- AIM
Repeat the listing that follows, character for character, minus the pictures.

(Dataset items)
'''
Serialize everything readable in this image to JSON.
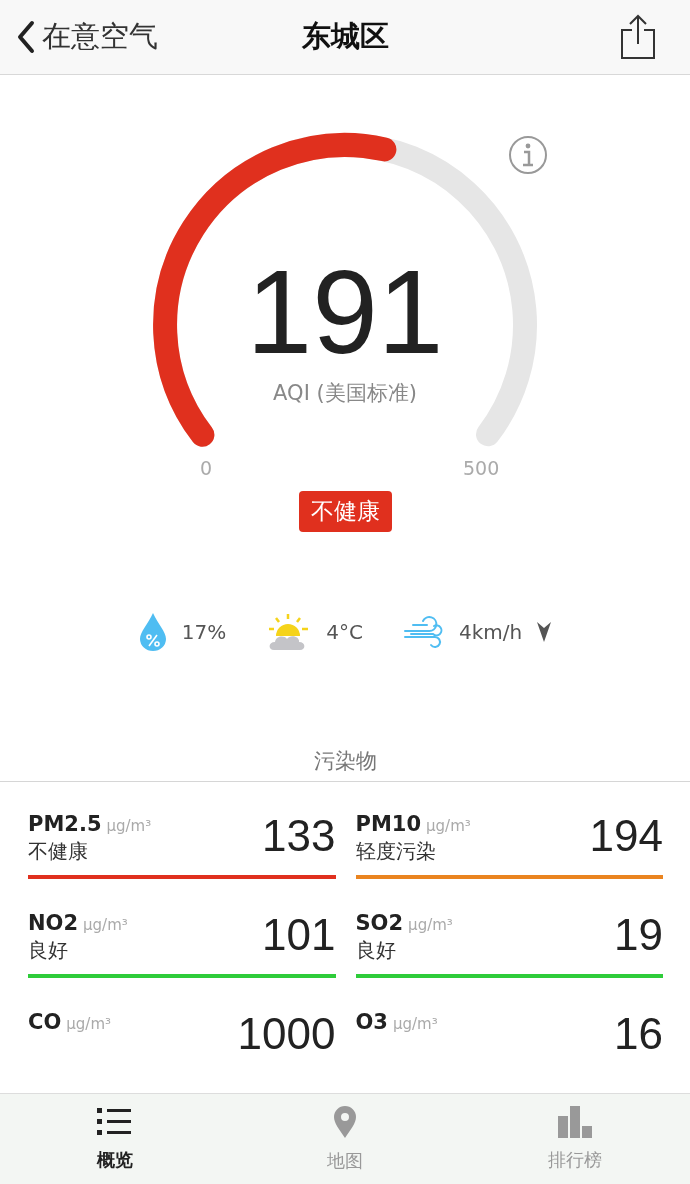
{
  "nav": {
    "back_label": "在意空气",
    "title": "东城区"
  },
  "aqi": {
    "value": "191",
    "label": "AQI (美国标准)",
    "min": "0",
    "max": "500",
    "category": "不健康",
    "color": "#e0301e"
  },
  "weather": [
    {
      "kind": "humidity",
      "text": "17%"
    },
    {
      "kind": "sky",
      "text": "4°C"
    },
    {
      "kind": "wind",
      "text": "4km/h"
    }
  ],
  "pollutants_heading": "污染物",
  "pollutants": [
    {
      "name": "PM2.5",
      "unit": "µg/m³",
      "status": "不健康",
      "value": "133",
      "color": "#e0301e"
    },
    {
      "name": "PM10",
      "unit": "µg/m³",
      "status": "轻度污染",
      "value": "194",
      "color": "#ea8420"
    },
    {
      "name": "NO2",
      "unit": "µg/m³",
      "status": "良好",
      "value": "101",
      "color": "#2ecc3a"
    },
    {
      "name": "SO2",
      "unit": "µg/m³",
      "status": "良好",
      "value": "19",
      "color": "#2ecc3a"
    },
    {
      "name": "CO",
      "unit": "µg/m³",
      "value": "1000"
    },
    {
      "name": "O3",
      "unit": "µg/m³",
      "value": "16"
    }
  ],
  "tabs": [
    {
      "kind": "list",
      "label": "概览",
      "selected": true
    },
    {
      "kind": "pin",
      "label": "地图",
      "selected": false
    },
    {
      "kind": "bars",
      "label": "排行榜",
      "selected": false
    }
  ]
}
'''
- RESPONSE TO THIS EXERCISE
Serialize everything readable in this image to JSON.
{
  "nav": {
    "back_label": "在意空气",
    "title": "东城区"
  },
  "aqi": {
    "value": "191",
    "label": "AQI (美国标准)",
    "min": "0",
    "max": "500",
    "category": "不健康",
    "color": "#e0301e"
  },
  "weather": [
    {
      "kind": "humidity",
      "text": "17%"
    },
    {
      "kind": "sky",
      "text": "4°C"
    },
    {
      "kind": "wind",
      "text": "4km/h"
    }
  ],
  "pollutants_heading": "污染物",
  "pollutants": [
    {
      "name": "PM2.5",
      "unit": "µg/m³",
      "status": "不健康",
      "value": "133",
      "color": "#e0301e"
    },
    {
      "name": "PM10",
      "unit": "µg/m³",
      "status": "轻度污染",
      "value": "194",
      "color": "#ea8420"
    },
    {
      "name": "NO2",
      "unit": "µg/m³",
      "status": "良好",
      "value": "101",
      "color": "#2ecc3a"
    },
    {
      "name": "SO2",
      "unit": "µg/m³",
      "status": "良好",
      "value": "19",
      "color": "#2ecc3a"
    },
    {
      "name": "CO",
      "unit": "µg/m³",
      "value": "1000"
    },
    {
      "name": "O3",
      "unit": "µg/m³",
      "value": "16"
    }
  ],
  "tabs": [
    {
      "kind": "list",
      "label": "概览",
      "selected": true
    },
    {
      "kind": "pin",
      "label": "地图",
      "selected": false
    },
    {
      "kind": "bars",
      "label": "排行榜",
      "selected": false
    }
  ]
}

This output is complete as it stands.